## EXCERPTED TEXT
By transitioning from male to female I have utterly obliterated my fitness. This first occurred to me years ago when I was reading Jared Diamond's The Third Chimpanzee and its chapters on sexual selection. Back then I was only presenting female sometimes. But when I did present female I was decreasing my evolutionary fitness. I was doing the opposite of a male peacock's beautiful plumage. At the time it kind of excited me, like I was a nature rebel.

But now after transition, it's hard to describe this feeling in concrete terms. It doesn't really bother me. It gives me a strange feeling of slight loss. But it doesn't really pain me. It doesn't hurt. It doesn't make me sad. It's just sort of a change that I noticed. And sometimes noticing change can make you feel weird.

## RECORDED INFORMATION
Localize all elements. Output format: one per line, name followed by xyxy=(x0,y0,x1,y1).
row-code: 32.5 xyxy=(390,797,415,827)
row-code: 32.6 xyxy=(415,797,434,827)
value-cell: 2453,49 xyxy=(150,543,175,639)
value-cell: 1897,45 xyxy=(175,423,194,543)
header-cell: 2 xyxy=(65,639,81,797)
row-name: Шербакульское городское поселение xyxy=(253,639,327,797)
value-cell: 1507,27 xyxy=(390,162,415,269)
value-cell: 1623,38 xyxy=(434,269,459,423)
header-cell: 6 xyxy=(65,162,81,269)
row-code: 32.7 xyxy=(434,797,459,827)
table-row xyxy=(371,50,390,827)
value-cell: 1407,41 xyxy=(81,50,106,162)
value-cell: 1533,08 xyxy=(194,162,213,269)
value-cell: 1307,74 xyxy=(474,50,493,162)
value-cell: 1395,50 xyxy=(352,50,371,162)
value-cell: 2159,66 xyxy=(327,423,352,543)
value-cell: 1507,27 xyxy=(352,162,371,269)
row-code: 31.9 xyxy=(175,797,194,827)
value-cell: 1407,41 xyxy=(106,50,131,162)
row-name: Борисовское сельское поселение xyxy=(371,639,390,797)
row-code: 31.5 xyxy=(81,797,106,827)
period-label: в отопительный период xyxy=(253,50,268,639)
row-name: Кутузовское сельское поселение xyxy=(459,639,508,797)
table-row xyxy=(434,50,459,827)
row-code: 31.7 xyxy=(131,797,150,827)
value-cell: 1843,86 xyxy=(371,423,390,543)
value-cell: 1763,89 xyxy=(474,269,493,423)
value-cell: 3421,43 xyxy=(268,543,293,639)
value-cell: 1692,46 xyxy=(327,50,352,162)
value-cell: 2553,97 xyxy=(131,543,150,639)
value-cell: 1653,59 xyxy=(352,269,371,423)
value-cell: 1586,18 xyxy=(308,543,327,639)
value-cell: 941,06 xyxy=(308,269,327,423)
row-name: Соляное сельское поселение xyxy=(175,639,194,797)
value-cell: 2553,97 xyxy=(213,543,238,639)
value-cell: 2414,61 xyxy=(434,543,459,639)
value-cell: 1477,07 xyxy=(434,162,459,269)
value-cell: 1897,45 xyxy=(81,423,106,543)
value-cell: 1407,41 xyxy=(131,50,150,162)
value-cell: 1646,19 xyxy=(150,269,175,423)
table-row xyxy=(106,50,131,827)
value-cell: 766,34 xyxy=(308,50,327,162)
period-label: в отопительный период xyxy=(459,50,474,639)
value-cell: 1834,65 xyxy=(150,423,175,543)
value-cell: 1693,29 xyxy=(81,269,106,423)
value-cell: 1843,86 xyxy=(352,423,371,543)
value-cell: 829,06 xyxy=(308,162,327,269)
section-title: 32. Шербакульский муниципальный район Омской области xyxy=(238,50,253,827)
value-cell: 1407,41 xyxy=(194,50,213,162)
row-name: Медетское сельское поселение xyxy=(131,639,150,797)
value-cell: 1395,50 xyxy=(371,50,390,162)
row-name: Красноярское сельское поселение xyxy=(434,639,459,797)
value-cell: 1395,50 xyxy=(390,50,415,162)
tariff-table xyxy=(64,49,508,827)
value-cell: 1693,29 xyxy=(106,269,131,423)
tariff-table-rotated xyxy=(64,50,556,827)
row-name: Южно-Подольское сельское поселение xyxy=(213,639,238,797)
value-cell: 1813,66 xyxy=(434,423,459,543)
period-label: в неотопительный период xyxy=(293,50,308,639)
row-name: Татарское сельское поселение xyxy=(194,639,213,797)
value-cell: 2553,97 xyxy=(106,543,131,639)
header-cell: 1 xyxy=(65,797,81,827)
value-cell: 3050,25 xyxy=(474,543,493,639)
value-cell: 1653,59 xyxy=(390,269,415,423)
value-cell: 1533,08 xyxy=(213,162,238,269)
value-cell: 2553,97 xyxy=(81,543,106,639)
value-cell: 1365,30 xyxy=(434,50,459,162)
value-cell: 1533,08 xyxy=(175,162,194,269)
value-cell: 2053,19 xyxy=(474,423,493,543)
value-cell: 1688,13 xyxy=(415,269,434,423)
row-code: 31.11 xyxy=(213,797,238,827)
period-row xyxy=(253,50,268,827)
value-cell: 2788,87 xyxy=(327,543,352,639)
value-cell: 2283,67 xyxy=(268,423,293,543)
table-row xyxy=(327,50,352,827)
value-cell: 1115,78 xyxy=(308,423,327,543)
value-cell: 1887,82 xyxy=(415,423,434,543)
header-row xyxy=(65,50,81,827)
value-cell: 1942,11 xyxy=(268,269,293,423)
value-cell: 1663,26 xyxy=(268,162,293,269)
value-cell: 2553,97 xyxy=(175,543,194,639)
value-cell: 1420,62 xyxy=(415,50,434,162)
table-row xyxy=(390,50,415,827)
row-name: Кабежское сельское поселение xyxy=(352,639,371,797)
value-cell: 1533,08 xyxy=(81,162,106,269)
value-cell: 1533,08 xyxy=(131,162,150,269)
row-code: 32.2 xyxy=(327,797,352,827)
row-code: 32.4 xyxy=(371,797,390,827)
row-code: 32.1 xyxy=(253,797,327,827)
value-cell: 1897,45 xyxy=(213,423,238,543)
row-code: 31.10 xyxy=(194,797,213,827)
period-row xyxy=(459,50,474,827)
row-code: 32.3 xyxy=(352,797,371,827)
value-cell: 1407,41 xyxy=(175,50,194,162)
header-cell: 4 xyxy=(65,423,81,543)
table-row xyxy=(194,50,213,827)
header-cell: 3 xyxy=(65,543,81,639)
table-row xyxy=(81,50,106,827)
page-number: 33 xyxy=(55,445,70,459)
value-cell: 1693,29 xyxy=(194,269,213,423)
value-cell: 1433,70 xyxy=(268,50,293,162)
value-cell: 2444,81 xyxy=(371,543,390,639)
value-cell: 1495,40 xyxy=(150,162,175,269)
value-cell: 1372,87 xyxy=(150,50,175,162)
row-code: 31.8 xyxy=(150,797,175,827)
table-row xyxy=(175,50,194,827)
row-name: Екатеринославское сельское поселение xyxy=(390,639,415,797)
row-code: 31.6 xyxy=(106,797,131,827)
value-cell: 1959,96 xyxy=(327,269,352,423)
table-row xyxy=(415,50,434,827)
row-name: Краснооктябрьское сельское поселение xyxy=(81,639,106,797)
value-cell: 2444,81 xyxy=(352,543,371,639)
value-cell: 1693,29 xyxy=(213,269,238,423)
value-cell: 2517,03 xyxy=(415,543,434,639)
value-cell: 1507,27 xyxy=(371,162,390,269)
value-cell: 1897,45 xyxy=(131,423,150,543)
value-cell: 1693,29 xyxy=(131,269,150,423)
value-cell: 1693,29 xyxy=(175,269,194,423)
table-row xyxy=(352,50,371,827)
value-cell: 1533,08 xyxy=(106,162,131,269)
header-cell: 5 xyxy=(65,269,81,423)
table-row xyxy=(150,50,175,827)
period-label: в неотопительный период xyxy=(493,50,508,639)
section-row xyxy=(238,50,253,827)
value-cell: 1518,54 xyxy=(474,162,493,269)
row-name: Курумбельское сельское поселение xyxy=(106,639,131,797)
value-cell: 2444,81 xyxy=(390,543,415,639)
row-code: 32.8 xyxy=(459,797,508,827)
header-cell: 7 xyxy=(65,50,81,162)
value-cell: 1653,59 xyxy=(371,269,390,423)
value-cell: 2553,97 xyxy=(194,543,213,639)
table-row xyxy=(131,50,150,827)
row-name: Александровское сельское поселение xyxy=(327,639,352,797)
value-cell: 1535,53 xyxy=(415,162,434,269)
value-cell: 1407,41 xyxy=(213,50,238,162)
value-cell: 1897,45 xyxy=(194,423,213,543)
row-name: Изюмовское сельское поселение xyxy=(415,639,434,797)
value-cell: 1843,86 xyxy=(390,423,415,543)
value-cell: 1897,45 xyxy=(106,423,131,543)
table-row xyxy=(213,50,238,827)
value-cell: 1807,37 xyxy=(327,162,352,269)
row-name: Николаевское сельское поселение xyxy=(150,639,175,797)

## AIM 1
Reproduce the passage on transitioning and evolutionary fitness word for word, everything from "By transitioning from" down to "a nature rebel.".
## AIM 2
In the passage on transitioning and evolutionary fitness, what explanation does the writer give for why the loss of fitness now produces a weird feeling? Answer in one to three sentences.
## AIM 3
Resume the passage on transitioning and evolutionary fitness, continuing after its final sentence.

## OUTPUT 1
By transitioning from male to female I have utterly obliterated my fitness. This first occurred to me years ago when I was reading Jared Diamond's The Third Chimpanzee and its chapters on sexual selection. Back then I was only presenting female sometimes. But when I did present female I was decreasing my evolutionary fitness. I was doing the opposite of a male peacock's beautiful plumage. At the time it kind of excited me, like I was a nature rebel.

## OUTPUT 2
The writer describes the loss as a change they have noticed. The passage explains that noticing change can sometimes make a person feel weird.

## OUTPUT 3
And sometimes transition can surprise you. 

1 comment:

  1. If, dear Faith, you have obliterated fitness, then, fitness is not to be sought. To my thinking anyone who reads Jared Diamond, revers The Cure, and can rock a smock like you do is very much at the peak of creation. Fitness be damned!

    Your thoughts on being blind to the batted eyelashes and come hither signals of female friends rings very, almost hurtfully true.

    And I love that you are able to uncover and dust all that.

    Thanks for a(nother) lovely chapter.